Extracted data entries:

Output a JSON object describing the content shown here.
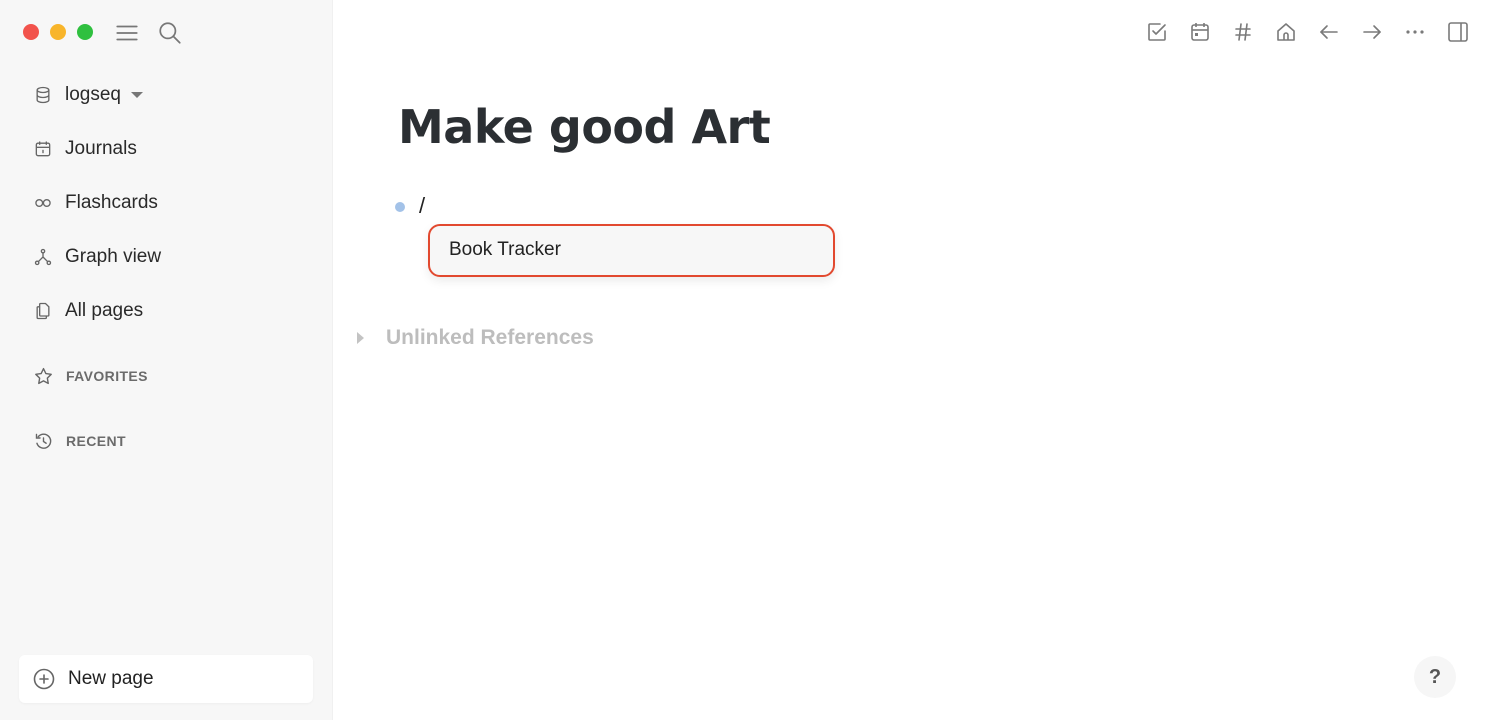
{
  "window": {
    "traffic_lights": [
      "close",
      "minimize",
      "maximize"
    ]
  },
  "sidebar": {
    "top_icons": [
      "menu-icon",
      "search-icon"
    ],
    "graph": {
      "label": "logseq",
      "icon": "database-icon"
    },
    "nav_items": [
      {
        "label": "Journals",
        "icon": "calendar-icon"
      },
      {
        "label": "Flashcards",
        "icon": "infinity-icon"
      },
      {
        "label": "Graph view",
        "icon": "graph-icon"
      },
      {
        "label": "All pages",
        "icon": "pages-icon"
      }
    ],
    "sections": [
      {
        "label": "FAVORITES",
        "icon": "star-icon"
      },
      {
        "label": "RECENT",
        "icon": "history-icon"
      }
    ],
    "new_page": {
      "label": "New page",
      "icon": "plus-circle-icon"
    }
  },
  "toolbar": {
    "buttons": [
      "todo-icon",
      "calendar-icon",
      "hashtag-icon",
      "home-icon",
      "arrow-left-icon",
      "arrow-right-icon",
      "more-icon",
      "sidebar-toggle-icon"
    ]
  },
  "page": {
    "title": "Make good Art",
    "block_text": "/",
    "autocomplete": {
      "items": [
        "Book Tracker"
      ]
    },
    "unlinked_references_label": "Unlinked References"
  },
  "help": {
    "label": "?"
  },
  "colors": {
    "sidebar_bg": "#f7f7f7",
    "accent_highlight": "#e2492f",
    "bullet": "#a3c2e8",
    "title": "#2b2f33"
  }
}
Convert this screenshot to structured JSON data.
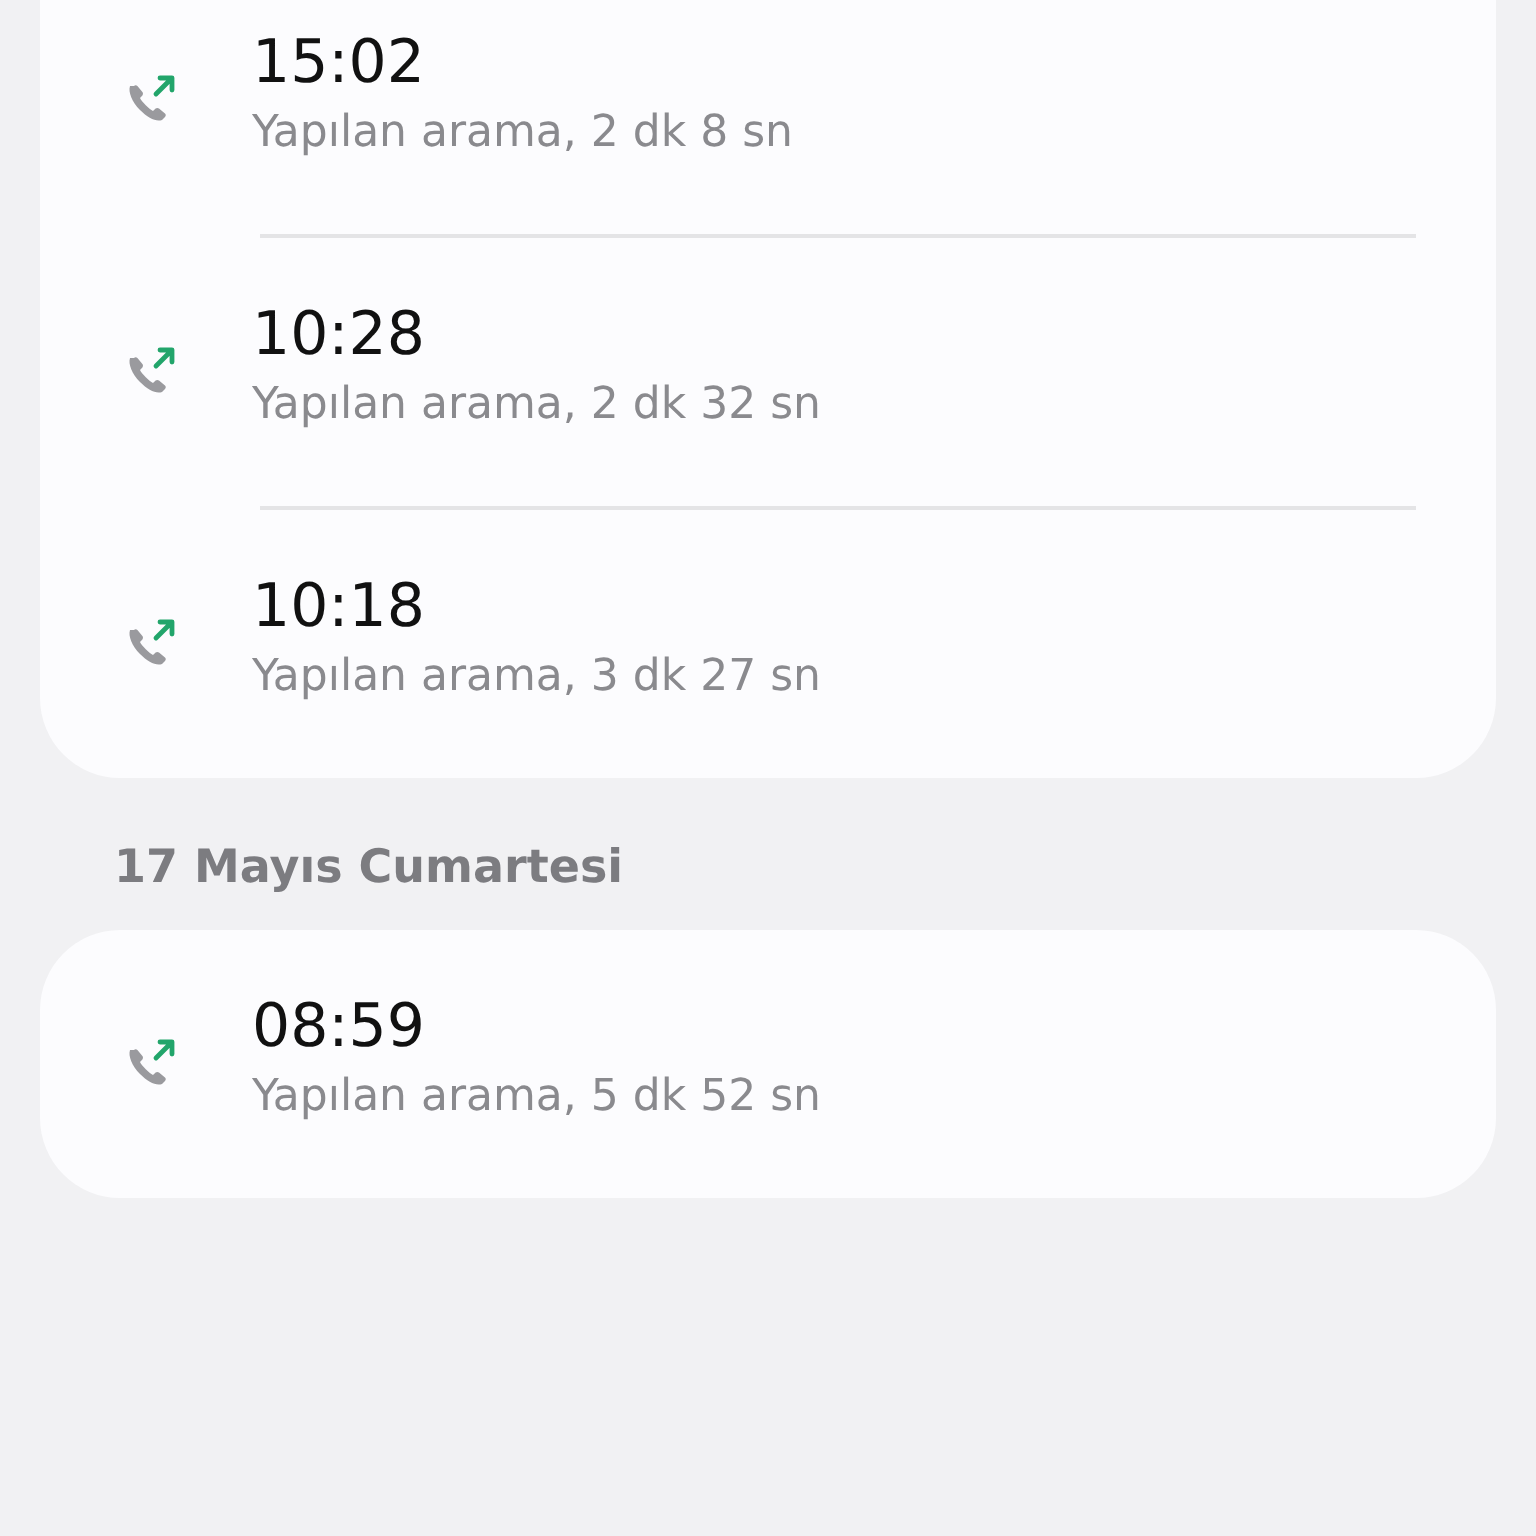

→ What you are asked to do: Copy all lines from the data that hold the word "JSON".

→ Task result:
Output a JSON object describing the content shown here.
Convert this screenshot to structured JSON data.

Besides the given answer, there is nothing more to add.